TÂCHE DEMANDÉE 1:
Quelles lignes des entrées contiennent la chaîne « legend » ? Repérez-les toutes et recopiez-les intégralement.

**** EXTRAIT CHOISI ****

Mais Novatore dynamite le sourire aux lèvres : sa poudre a l’odeur de la malice. “Nous détruirons en riant”, écrit-il ainsi dans un de ses poèmes. L’amertume ne coiffe pas sa rage. Le poète, après Nietzsche, célèbre l’art dionysiaque de la joie et du rire :
“Tout croulera, parce que l’Homme Libre est né.
En avant, en avant, Ô joyeux destructeurs.
Sous le noir étendard de la mort, nous conquerrons la Vie !
En riant !”
Sa pensée refuse malgré tout de se cadenasser dans la seule et pure négativité. Son travail de sape s’accompagne d’un geste édificateur sur les ruines, Novatore dépose de nouvelles pierres : “Nous sommes des philosophes destructeurs et des poètes créateurs.” […] Nietzschéen en diable, il proclame ainsi : “Sur les tables des nouvelles valeurs humaines nous sommes en train d’écrire avec notre sang, qui est le sang volcanique d’Antéchrists dionysiaques et innovateurs, un autre Bien et un autre Mal.”
[…] Novatore ne croit pas au progrès… […] La civilisation a domestiqué l’homme et le félin en lui comme elle a méprisé, moqué et calomnié “la force volontaire, l’individualité barbare, l’art libre, l’héroïsme, le génie et la poésie.”
[…]
Ennemi de dieu et du patriarcat
[…] Le christianisme, avance le disciple de Nietzsche, a frigorifié l’esprit humain, a épuisé la terre et a fait d’elle une planète chétive, débile, pâle et fanée. La foi élime et flétrit les âmes. Qui vit pour l’au-delà gâche la seule vie dont il dispose. Le christianisme a tué la santé du monde et a assombri “la joie sereine et festive de l’esprit dionysiaque de nos ancêtres païens”.
[…]
Nul n’ignore le mépris des religions monothéistes à l’endroit des femmes. Judaïsme, christianisme et islam vouent aux gémonies toutes celles qui renâclent à endosser le statut de domestique ou de génitrice. Novatore décrit la femme comme une bête de somme et une esclave, comme la plus grande victime que l’on puisse trouver sur cette terre. S’il ne la dédouane pas de ses propres responsabilités, il tient toutefois à mettre en accusation le premier de ses bourreaux : l’homme, le mâle. Il publie également un texte sous un pseudonyme féminin, afin de donner la parole à une jeune femme, anonyme et peut-être imaginaire, qui n’entend pas obéir aux injonctions de la tradition ; c’est à dire au mariage, à la famille et à la maternité. A quoi bon enfanter et donner des esclaves de plus à la société ? “La vie est douleur, l’humanité est un mensonge. Qui consent à perpétuer l’espèce est l’ennemi de la beauté pure.” Le mariage inhume l’Amour sous la terre du quotidien. “Je veux marcher sur les chemins du monde pour cueillir les fleurs de l’amour, de la joie et de la liberté.” affirme fièrement son protagoniste. Ne pas devenir la servante d’un mari jaloux, ne pas donner un soldat de plus à la patrie mais “brûler complètement au feu de l’amour.” Et qu’importe si la foule fait d’elle une femme légère ou une catin !

**** DONNÉES DE L'EXERCICE ****

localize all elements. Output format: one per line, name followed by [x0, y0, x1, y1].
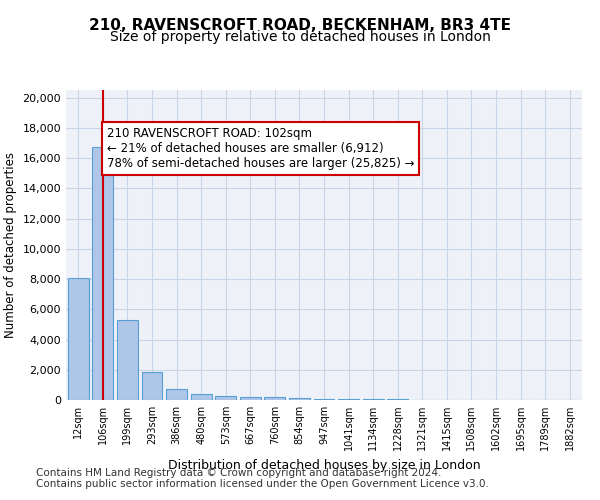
- Bar: [191, 394, 212, 400]
- Text: Contains public sector information licensed under the Open Government Licence v3: Contains public sector information licen…: [36, 479, 489, 489]
- Bar: [68, 278, 89, 400]
- Bar: [215, 396, 236, 400]
- Bar: [92, 148, 113, 400]
- Bar: [314, 398, 334, 400]
- Text: Size of property relative to detached houses in London: Size of property relative to detached ho…: [110, 30, 490, 44]
- X-axis label: Distribution of detached houses by size in London: Distribution of detached houses by size …: [167, 458, 481, 471]
- Bar: [117, 320, 138, 400]
- Bar: [338, 399, 359, 400]
- Text: 210, RAVENSCROFT ROAD, BECKENHAM, BR3 4TE: 210, RAVENSCROFT ROAD, BECKENHAM, BR3 4T…: [89, 18, 511, 32]
- Text: 210 RAVENSCROFT ROAD: 102sqm
← 21% of detached houses are smaller (6,912)
78% of: 210 RAVENSCROFT ROAD: 102sqm ← 21% of de…: [107, 127, 414, 170]
- Y-axis label: Number of detached properties: Number of detached properties: [4, 152, 17, 338]
- Bar: [240, 396, 261, 400]
- Bar: [142, 372, 163, 400]
- Bar: [166, 390, 187, 400]
- Text: Contains HM Land Registry data © Crown copyright and database right 2024.: Contains HM Land Registry data © Crown c…: [36, 468, 442, 477]
- Bar: [265, 397, 286, 400]
- Bar: [289, 398, 310, 400]
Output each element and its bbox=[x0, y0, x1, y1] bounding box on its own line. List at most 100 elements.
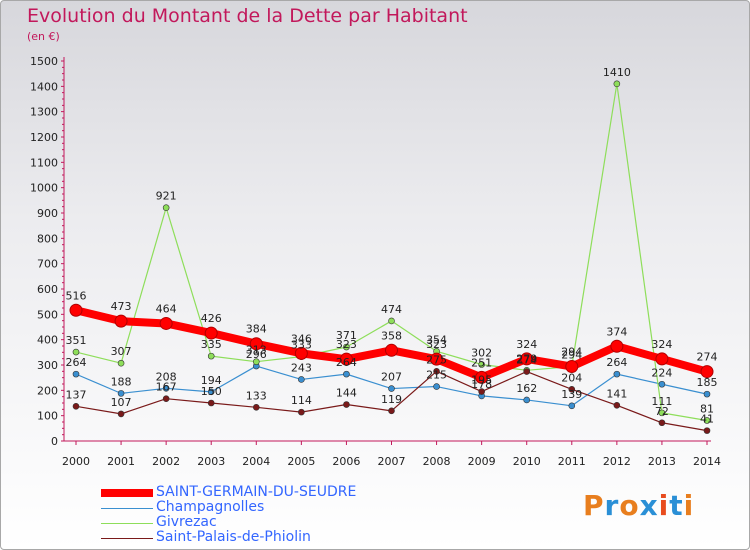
data-label: 185 bbox=[697, 376, 718, 389]
data-point bbox=[162, 395, 170, 402]
data-label: 243 bbox=[291, 361, 312, 374]
data-point bbox=[252, 404, 260, 411]
data-point bbox=[658, 409, 666, 417]
data-label: 111 bbox=[651, 395, 672, 408]
data-label: 384 bbox=[246, 323, 267, 336]
x-tick-label: 2014 bbox=[693, 455, 721, 468]
y-tick-label: 0 bbox=[51, 435, 58, 448]
x-tick-label: 2013 bbox=[648, 455, 676, 468]
data-label: 194 bbox=[201, 374, 222, 387]
data-point bbox=[658, 380, 666, 388]
legend-label: Champagnolles bbox=[156, 499, 265, 515]
y-tick-label: 1200 bbox=[30, 131, 58, 144]
data-point bbox=[388, 317, 395, 325]
x-tick-label: 2009 bbox=[468, 455, 496, 468]
data-label: 333 bbox=[291, 339, 312, 352]
x-tick-label: 2010 bbox=[513, 455, 541, 468]
data-label: 144 bbox=[336, 387, 357, 400]
data-label: 139 bbox=[561, 388, 582, 401]
data-point bbox=[523, 368, 531, 375]
y-tick-label: 600 bbox=[37, 283, 58, 296]
legend-label: SAINT-GERMAIN-DU-SEUDRE bbox=[156, 484, 357, 500]
data-point bbox=[523, 396, 531, 404]
data-label: 275 bbox=[426, 353, 447, 366]
data-label: 302 bbox=[471, 346, 492, 359]
data-label: 208 bbox=[156, 370, 177, 383]
y-tick-label: 900 bbox=[37, 207, 58, 220]
data-point bbox=[339, 352, 353, 366]
unit-label: (en €) bbox=[27, 30, 60, 43]
data-label: 167 bbox=[156, 381, 177, 394]
data-point bbox=[343, 343, 350, 351]
data-point bbox=[207, 399, 215, 407]
data-label: 72 bbox=[655, 405, 669, 418]
data-label: 324 bbox=[516, 338, 537, 351]
data-label: 464 bbox=[156, 302, 177, 315]
data-point bbox=[430, 352, 444, 366]
data-label: 207 bbox=[381, 371, 402, 384]
x-tick-label: 2004 bbox=[242, 455, 270, 468]
data-label: 204 bbox=[561, 371, 582, 384]
data-point bbox=[388, 385, 395, 392]
y-tick-label: 1500 bbox=[30, 55, 58, 68]
data-label: 354 bbox=[426, 333, 447, 346]
data-point bbox=[703, 390, 711, 398]
proxiti-logo: Proxiti bbox=[583, 489, 694, 522]
data-point bbox=[69, 303, 83, 317]
data-label: 324 bbox=[651, 338, 672, 351]
data-point bbox=[298, 376, 305, 383]
data-label: 371 bbox=[336, 329, 357, 342]
legend-swatch bbox=[101, 489, 153, 497]
logo-letter: P bbox=[583, 489, 605, 522]
data-point bbox=[343, 370, 350, 378]
data-label: 264 bbox=[606, 356, 627, 369]
y-tick-label: 200 bbox=[37, 384, 58, 397]
logo-letter: i bbox=[683, 489, 695, 522]
y-tick-label: 500 bbox=[37, 308, 58, 321]
x-tick-label: 2005 bbox=[287, 455, 315, 468]
data-label: 162 bbox=[516, 382, 537, 395]
data-point bbox=[520, 352, 534, 366]
data-point bbox=[478, 361, 485, 368]
data-label: 81 bbox=[700, 402, 714, 415]
data-label: 114 bbox=[291, 394, 312, 407]
data-point bbox=[252, 358, 260, 366]
logo-letter: r bbox=[604, 489, 620, 522]
logo-letter: i bbox=[658, 489, 670, 522]
data-point bbox=[388, 407, 395, 415]
data-label: 215 bbox=[426, 369, 447, 382]
data-point bbox=[658, 419, 666, 427]
data-label: 264 bbox=[336, 356, 357, 369]
data-label: 188 bbox=[111, 375, 132, 388]
data-label: 294 bbox=[561, 346, 582, 359]
data-point bbox=[433, 383, 440, 390]
data-label: 296 bbox=[246, 348, 267, 361]
data-label: 323 bbox=[336, 338, 357, 351]
data-label: 133 bbox=[246, 389, 267, 402]
data-point bbox=[72, 348, 80, 356]
data-label: 358 bbox=[381, 329, 402, 342]
data-point bbox=[475, 370, 489, 384]
data-label: 294 bbox=[561, 349, 582, 362]
data-label: 251 bbox=[471, 356, 492, 369]
legend-swatch bbox=[101, 537, 153, 539]
data-point bbox=[207, 352, 215, 360]
data-label: 41 bbox=[700, 413, 714, 426]
data-label: 426 bbox=[201, 312, 222, 325]
data-point bbox=[162, 204, 170, 211]
data-point bbox=[568, 402, 576, 410]
data-point bbox=[385, 343, 398, 357]
data-point bbox=[114, 314, 128, 328]
data-point bbox=[72, 370, 80, 378]
legend-swatch bbox=[101, 522, 153, 524]
data-label: 921 bbox=[156, 190, 177, 203]
legend-label: Saint-Palais-de-Phiolin bbox=[156, 529, 311, 545]
data-label: 474 bbox=[381, 303, 402, 316]
x-tick-label: 2011 bbox=[558, 455, 586, 468]
data-point bbox=[249, 337, 263, 351]
data-point bbox=[162, 385, 170, 392]
y-tick-label: 1000 bbox=[30, 182, 58, 195]
data-label: 279 bbox=[516, 352, 537, 365]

****

TÂCHE DEMANDÉE 2:
Recopiez fidèlement le passage de l'extrait sur Novatore qui commence à « Mais Novatore dynamite » et se termine à « conquerrons la Vie ! ».

CORRIGÉ DÉTAILLÉ 1:
legend-label: Champagnolles bbox=[156, 499, 265, 515]
legend-label: SAINT-GERMAIN-DU-SEUDRE bbox=[156, 484, 357, 500]
legend-swatch bbox=[101, 489, 153, 497]
legend-swatch bbox=[101, 537, 153, 539]
legend-swatch bbox=[101, 522, 153, 524]
legend-label: Saint-Palais-de-Phiolin bbox=[156, 529, 311, 545]

CORRIGÉ DÉTAILLÉ 2:
Mais Novatore dynamite le sourire aux lèvres : sa poudre a l’odeur de la malice. “Nous détruirons en riant”, écrit-il ainsi dans un de ses poèmes. L’amertume ne coiffe pas sa rage. Le poète, après Nietzsche, célèbre l’art dionysiaque de la joie et du rire :
“Tout croulera, parce que l’Homme Libre est né.
En avant, en avant, Ô joyeux destructeurs.
Sous le noir étendard de la mort, nous conquerrons la Vie !